- **GIVEN REQUEST**: Give every line below again, exactly.

[Data records]
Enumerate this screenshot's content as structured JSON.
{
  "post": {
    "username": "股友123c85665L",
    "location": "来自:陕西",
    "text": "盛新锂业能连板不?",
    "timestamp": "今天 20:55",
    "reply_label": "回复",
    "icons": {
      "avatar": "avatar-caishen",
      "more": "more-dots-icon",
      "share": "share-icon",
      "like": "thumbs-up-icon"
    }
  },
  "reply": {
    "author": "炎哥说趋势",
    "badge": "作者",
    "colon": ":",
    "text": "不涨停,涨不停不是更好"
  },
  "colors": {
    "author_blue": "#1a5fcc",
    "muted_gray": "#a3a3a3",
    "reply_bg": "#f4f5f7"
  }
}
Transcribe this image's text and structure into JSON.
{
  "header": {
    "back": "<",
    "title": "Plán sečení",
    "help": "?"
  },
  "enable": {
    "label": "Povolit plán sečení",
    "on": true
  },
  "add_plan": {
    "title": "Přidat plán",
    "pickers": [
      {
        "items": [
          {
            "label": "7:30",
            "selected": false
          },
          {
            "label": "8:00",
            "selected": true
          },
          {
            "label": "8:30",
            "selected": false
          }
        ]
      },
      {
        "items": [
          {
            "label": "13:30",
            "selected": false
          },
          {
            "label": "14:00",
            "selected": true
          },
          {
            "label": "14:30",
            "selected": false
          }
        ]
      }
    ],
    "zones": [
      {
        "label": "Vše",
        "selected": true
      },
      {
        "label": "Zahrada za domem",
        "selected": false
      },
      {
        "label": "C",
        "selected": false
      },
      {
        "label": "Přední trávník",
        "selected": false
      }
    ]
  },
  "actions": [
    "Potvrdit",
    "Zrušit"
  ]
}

- **TASK ANSWER**:
Enumerate this screenshot's content as structured JSON.
{
  "post": {
    "username": "股友123c85665L",
    "location": "来自:陕西",
    "text": "盛新锂业能连板不?",
    "timestamp": "今天 20:55",
    "reply_label": "回复",
    "icons": {
      "avatar": "avatar-caishen",
      "more": "more-dots-icon",
      "share": "share-icon",
      "like": "thumbs-up-icon"
    }
  },
  "reply": {
    "author": "炎哥说趋势",
    "badge": "作者",
    "colon": ":",
    "text": "不涨停,涨不停不是更好"
  },
  "colors": {
    "author_blue": "#1a5fcc",
    "muted_gray": "#a3a3a3",
    "reply_bg": "#f4f5f7"
  }
}
Transcribe this image's text and structure into JSON.
{
  "header": {
    "back": "<",
    "title": "Plán sečení",
    "help": "?"
  },
  "enable": {
    "label": "Povolit plán sečení",
    "on": true
  },
  "add_plan": {
    "title": "Přidat plán",
    "pickers": [
      {
        "items": [
          {
            "label": "7:30",
            "selected": false
          },
          {
            "label": "8:00",
            "selected": true
          },
          {
            "label": "8:30",
            "selected": false
          }
        ]
      },
      {
        "items": [
          {
            "label": "13:30",
            "selected": false
          },
          {
            "label": "14:00",
            "selected": true
          },
          {
            "label": "14:30",
            "selected": false
          }
        ]
      }
    ],
    "zones": [
      {
        "label": "Vše",
        "selected": true
      },
      {
        "label": "Zahrada za domem",
        "selected": false
      },
      {
        "label": "C",
        "selected": false
      },
      {
        "label": "Přední trávník",
        "selected": false
      }
    ]
  },
  "actions": [
    "Potvrdit",
    "Zrušit"
  ]
}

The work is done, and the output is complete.